## [Extracted records]
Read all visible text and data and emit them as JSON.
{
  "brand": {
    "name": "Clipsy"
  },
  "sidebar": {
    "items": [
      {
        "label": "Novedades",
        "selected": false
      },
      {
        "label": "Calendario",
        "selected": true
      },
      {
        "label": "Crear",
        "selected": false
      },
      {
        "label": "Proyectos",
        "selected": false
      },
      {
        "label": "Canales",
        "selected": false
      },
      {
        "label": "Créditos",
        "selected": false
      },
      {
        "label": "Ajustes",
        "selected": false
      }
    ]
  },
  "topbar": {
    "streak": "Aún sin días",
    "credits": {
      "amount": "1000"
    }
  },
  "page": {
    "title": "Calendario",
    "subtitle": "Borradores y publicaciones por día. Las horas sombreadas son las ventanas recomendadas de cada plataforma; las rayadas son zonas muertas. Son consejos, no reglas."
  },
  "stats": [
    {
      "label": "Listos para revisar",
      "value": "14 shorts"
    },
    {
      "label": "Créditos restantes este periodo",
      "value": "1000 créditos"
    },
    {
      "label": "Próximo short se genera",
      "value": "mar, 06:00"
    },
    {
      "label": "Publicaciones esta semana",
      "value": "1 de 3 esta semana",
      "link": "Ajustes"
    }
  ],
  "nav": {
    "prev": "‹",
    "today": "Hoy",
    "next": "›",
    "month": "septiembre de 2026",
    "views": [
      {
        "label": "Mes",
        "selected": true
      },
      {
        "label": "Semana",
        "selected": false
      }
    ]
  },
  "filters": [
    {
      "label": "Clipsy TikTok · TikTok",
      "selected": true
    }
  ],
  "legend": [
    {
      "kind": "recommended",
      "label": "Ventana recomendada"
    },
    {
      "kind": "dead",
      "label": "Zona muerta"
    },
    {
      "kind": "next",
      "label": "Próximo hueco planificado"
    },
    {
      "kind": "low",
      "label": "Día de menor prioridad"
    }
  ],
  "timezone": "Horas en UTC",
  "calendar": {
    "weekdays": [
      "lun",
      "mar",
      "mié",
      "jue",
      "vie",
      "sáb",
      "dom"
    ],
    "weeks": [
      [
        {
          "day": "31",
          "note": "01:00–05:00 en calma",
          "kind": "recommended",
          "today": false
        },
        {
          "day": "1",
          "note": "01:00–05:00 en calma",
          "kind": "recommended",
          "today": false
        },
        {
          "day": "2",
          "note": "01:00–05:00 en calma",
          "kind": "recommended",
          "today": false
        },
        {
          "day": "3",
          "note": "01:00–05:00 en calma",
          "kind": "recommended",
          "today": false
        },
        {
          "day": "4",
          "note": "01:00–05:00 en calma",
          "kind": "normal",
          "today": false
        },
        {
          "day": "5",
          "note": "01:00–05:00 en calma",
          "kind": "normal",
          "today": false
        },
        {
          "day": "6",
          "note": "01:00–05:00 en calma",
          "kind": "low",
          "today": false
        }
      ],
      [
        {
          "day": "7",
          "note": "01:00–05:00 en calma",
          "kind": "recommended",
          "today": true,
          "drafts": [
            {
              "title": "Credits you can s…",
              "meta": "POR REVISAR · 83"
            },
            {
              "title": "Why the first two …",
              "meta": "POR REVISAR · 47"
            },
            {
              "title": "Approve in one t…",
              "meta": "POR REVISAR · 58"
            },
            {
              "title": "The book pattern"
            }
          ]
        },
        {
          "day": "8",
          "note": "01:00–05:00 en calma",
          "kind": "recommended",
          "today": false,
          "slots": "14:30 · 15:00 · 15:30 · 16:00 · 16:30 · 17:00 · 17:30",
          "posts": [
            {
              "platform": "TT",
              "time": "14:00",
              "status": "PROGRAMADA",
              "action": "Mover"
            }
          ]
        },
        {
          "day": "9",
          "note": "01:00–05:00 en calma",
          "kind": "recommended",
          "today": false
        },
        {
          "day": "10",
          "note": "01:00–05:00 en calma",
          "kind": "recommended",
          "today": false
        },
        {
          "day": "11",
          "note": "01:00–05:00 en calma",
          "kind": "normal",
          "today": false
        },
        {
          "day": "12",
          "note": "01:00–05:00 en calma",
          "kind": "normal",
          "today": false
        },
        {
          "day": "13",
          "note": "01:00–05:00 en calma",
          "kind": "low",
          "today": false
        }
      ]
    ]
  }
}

## [To do]
Write out every entry word for word.

## [The result]
Read all visible text and data and emit them as JSON.
{
  "brand": {
    "name": "Clipsy"
  },
  "sidebar": {
    "items": [
      {
        "label": "Novedades",
        "selected": false
      },
      {
        "label": "Calendario",
        "selected": true
      },
      {
        "label": "Crear",
        "selected": false
      },
      {
        "label": "Proyectos",
        "selected": false
      },
      {
        "label": "Canales",
        "selected": false
      },
      {
        "label": "Créditos",
        "selected": false
      },
      {
        "label": "Ajustes",
        "selected": false
      }
    ]
  },
  "topbar": {
    "streak": "Aún sin días",
    "credits": {
      "amount": "1000"
    }
  },
  "page": {
    "title": "Calendario",
    "subtitle": "Borradores y publicaciones por día. Las horas sombreadas son las ventanas recomendadas de cada plataforma; las rayadas son zonas muertas. Son consejos, no reglas."
  },
  "stats": [
    {
      "label": "Listos para revisar",
      "value": "14 shorts"
    },
    {
      "label": "Créditos restantes este periodo",
      "value": "1000 créditos"
    },
    {
      "label": "Próximo short se genera",
      "value": "mar, 06:00"
    },
    {
      "label": "Publicaciones esta semana",
      "value": "1 de 3 esta semana",
      "link": "Ajustes"
    }
  ],
  "nav": {
    "prev": "‹",
    "today": "Hoy",
    "next": "›",
    "month": "septiembre de 2026",
    "views": [
      {
        "label": "Mes",
        "selected": true
      },
      {
        "label": "Semana",
        "selected": false
      }
    ]
  },
  "filters": [
    {
      "label": "Clipsy TikTok · TikTok",
      "selected": true
    }
  ],
  "legend": [
    {
      "kind": "recommended",
      "label": "Ventana recomendada"
    },
    {
      "kind": "dead",
      "label": "Zona muerta"
    },
    {
      "kind": "next",
      "label": "Próximo hueco planificado"
    },
    {
      "kind": "low",
      "label": "Día de menor prioridad"
    }
  ],
  "timezone": "Horas en UTC",
  "calendar": {
    "weekdays": [
      "lun",
      "mar",
      "mié",
      "jue",
      "vie",
      "sáb",
      "dom"
    ],
    "weeks": [
      [
        {
          "day": "31",
          "note": "01:00–05:00 en calma",
          "kind": "recommended",
          "today": false
        },
        {
          "day": "1",
          "note": "01:00–05:00 en calma",
          "kind": "recommended",
          "today": false
        },
        {
          "day": "2",
          "note": "01:00–05:00 en calma",
          "kind": "recommended",
          "today": false
        },
        {
          "day": "3",
          "note": "01:00–05:00 en calma",
          "kind": "recommended",
          "today": false
        },
        {
          "day": "4",
          "note": "01:00–05:00 en calma",
          "kind": "normal",
          "today": false
        },
        {
          "day": "5",
          "note": "01:00–05:00 en calma",
          "kind": "normal",
          "today": false
        },
        {
          "day": "6",
          "note": "01:00–05:00 en calma",
          "kind": "low",
          "today": false
        }
      ],
      [
        {
          "day": "7",
          "note": "01:00–05:00 en calma",
          "kind": "recommended",
          "today": true,
          "drafts": [
            {
              "title": "Credits you can s…",
              "meta": "POR REVISAR · 83"
            },
            {
              "title": "Why the first two …",
              "meta": "POR REVISAR · 47"
            },
            {
              "title": "Approve in one t…",
              "meta": "POR REVISAR · 58"
            },
            {
              "title": "The book pattern"
            }
          ]
        },
        {
          "day": "8",
          "note": "01:00–05:00 en calma",
          "kind": "recommended",
          "today": false,
          "slots": "14:30 · 15:00 · 15:30 · 16:00 · 16:30 · 17:00 · 17:30",
          "posts": [
            {
              "platform": "TT",
              "time": "14:00",
              "status": "PROGRAMADA",
              "action": "Mover"
            }
          ]
        },
        {
          "day": "9",
          "note": "01:00–05:00 en calma",
          "kind": "recommended",
          "today": false
        },
        {
          "day": "10",
          "note": "01:00–05:00 en calma",
          "kind": "recommended",
          "today": false
        },
        {
          "day": "11",
          "note": "01:00–05:00 en calma",
          "kind": "normal",
          "today": false
        },
        {
          "day": "12",
          "note": "01:00–05:00 en calma",
          "kind": "normal",
          "today": false
        },
        {
          "day": "13",
          "note": "01:00–05:00 en calma",
          "kind": "low",
          "today": false
        }
      ]
    ]
  }
}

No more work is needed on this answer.